» OBJECTIVE
Say how many lines contain "ROUGE"; the answer is the number alone.

» RECORDS FOR THIS TASK
((
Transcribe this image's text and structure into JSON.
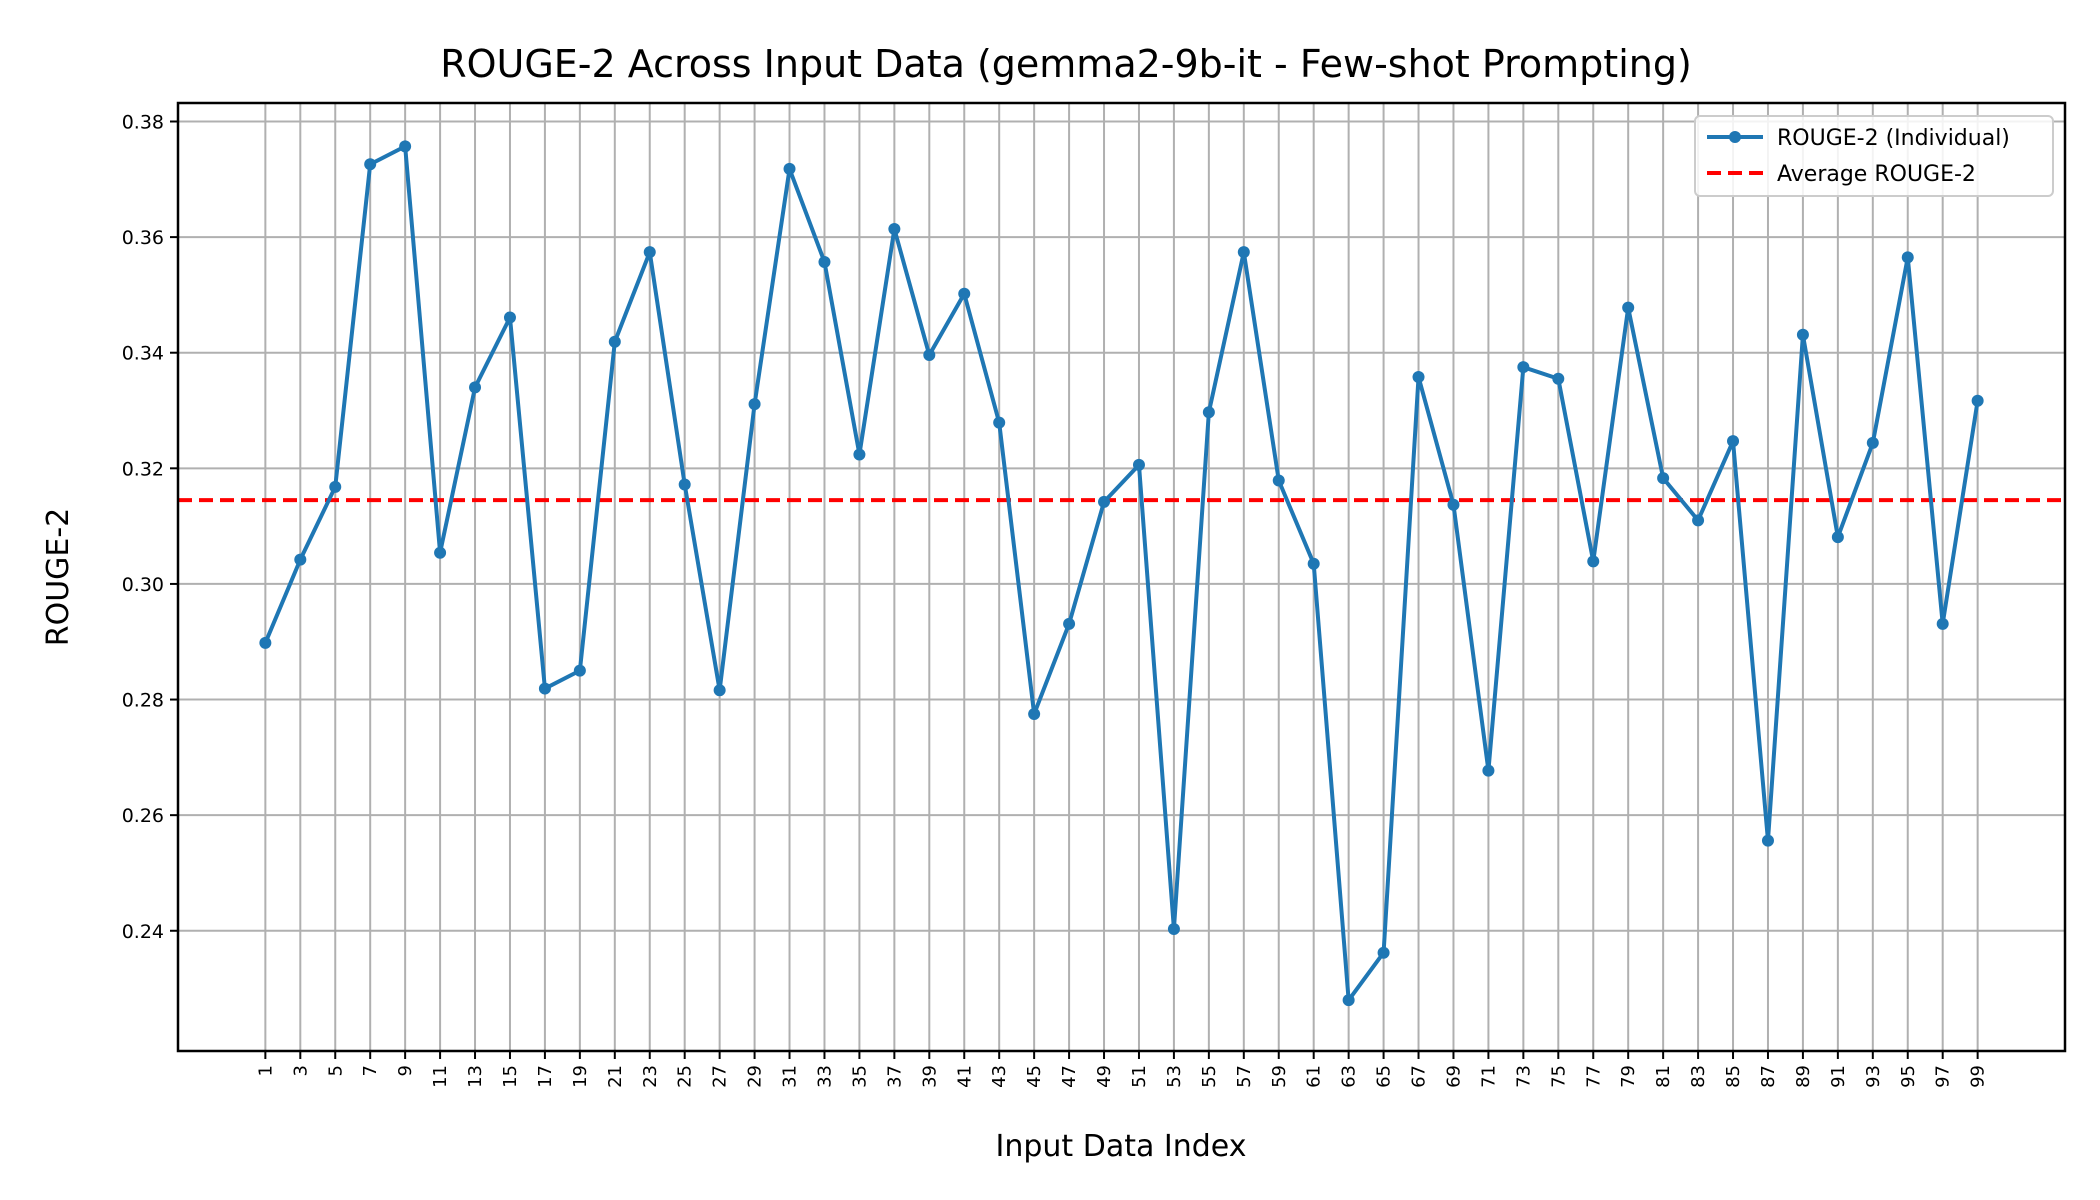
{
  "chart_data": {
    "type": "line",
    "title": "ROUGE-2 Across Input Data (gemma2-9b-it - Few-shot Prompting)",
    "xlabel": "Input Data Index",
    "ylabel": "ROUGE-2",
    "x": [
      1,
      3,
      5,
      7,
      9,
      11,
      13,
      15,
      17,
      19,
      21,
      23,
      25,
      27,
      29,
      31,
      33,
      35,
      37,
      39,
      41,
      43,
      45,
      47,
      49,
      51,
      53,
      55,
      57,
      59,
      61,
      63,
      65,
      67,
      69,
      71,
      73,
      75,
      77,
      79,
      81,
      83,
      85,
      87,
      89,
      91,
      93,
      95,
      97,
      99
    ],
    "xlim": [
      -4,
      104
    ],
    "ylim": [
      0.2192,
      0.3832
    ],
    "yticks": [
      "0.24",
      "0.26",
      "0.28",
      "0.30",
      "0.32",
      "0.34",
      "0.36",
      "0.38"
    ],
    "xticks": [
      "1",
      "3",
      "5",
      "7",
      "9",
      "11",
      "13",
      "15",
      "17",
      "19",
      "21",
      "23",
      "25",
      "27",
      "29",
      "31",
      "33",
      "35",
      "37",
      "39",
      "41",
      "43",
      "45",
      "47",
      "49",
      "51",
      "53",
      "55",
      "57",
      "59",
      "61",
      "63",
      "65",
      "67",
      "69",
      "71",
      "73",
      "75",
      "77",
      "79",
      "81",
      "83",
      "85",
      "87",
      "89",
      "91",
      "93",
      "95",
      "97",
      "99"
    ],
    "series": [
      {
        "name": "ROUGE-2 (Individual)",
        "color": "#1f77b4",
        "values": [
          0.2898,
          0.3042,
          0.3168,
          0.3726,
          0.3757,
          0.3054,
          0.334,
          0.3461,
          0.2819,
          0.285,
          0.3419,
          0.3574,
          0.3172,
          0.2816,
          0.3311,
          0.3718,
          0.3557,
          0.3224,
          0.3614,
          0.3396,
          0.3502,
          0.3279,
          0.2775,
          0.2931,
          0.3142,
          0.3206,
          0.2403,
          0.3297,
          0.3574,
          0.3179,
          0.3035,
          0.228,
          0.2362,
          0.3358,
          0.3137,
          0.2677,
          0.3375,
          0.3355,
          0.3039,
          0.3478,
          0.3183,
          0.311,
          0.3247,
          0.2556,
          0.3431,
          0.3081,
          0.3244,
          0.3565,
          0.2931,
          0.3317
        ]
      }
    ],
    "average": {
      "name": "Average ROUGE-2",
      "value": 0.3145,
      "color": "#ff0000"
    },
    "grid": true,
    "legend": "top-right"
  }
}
))
» EXERCISE SOLUTION
4